* _A block of data_
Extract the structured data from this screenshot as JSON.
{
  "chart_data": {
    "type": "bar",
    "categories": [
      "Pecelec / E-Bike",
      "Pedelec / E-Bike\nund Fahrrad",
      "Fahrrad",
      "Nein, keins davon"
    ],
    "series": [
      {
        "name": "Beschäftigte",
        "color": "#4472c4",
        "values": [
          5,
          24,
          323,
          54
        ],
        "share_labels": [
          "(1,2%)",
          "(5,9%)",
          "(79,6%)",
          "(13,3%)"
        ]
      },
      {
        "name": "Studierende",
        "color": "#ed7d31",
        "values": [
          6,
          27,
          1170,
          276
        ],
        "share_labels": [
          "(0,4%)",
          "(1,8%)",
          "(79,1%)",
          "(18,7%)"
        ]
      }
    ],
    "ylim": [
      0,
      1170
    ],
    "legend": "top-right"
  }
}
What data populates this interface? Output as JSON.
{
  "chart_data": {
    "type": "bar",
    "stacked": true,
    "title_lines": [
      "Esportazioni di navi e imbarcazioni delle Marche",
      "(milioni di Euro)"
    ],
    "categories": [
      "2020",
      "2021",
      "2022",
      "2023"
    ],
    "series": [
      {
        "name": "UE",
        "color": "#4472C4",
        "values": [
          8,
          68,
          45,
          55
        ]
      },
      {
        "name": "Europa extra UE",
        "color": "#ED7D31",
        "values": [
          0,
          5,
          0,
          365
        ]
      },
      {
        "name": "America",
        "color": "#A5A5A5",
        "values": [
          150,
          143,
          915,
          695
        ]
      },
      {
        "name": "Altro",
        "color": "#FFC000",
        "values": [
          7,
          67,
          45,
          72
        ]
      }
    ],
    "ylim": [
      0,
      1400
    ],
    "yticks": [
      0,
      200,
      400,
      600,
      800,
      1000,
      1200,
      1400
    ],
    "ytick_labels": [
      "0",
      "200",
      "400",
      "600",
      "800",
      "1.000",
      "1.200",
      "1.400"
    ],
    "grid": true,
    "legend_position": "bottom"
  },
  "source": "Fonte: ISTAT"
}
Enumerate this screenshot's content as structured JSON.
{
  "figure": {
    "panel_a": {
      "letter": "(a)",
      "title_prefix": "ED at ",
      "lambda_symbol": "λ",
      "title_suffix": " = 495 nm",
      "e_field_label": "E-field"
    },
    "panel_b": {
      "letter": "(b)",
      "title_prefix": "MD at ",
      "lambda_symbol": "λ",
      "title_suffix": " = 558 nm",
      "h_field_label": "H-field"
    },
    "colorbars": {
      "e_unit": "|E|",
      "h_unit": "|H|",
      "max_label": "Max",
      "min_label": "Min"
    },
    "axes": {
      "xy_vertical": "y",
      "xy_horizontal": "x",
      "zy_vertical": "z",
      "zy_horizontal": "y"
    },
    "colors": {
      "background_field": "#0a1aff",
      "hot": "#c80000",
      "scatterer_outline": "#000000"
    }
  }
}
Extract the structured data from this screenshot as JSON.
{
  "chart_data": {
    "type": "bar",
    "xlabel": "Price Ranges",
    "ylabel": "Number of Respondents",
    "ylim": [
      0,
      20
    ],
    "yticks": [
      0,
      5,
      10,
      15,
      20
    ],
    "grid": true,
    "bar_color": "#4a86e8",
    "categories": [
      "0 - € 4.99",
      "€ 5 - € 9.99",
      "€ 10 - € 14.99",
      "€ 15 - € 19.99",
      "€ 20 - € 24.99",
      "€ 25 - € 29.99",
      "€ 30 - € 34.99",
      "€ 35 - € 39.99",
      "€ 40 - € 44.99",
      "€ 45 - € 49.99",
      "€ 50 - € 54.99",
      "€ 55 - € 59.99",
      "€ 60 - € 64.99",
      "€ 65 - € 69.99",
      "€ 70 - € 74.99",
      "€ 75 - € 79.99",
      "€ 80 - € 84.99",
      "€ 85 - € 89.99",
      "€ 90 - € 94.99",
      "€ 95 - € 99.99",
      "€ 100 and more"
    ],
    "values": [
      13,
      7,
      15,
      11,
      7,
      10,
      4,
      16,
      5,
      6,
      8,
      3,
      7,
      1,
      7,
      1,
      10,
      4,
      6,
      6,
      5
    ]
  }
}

* _Problem statement_
Above are the records. Copy every line in them holding "Fahrrad".

* _Answer to the problem_
      "Pedelec / E-Bike\nund Fahrrad",
      "Fahrrad",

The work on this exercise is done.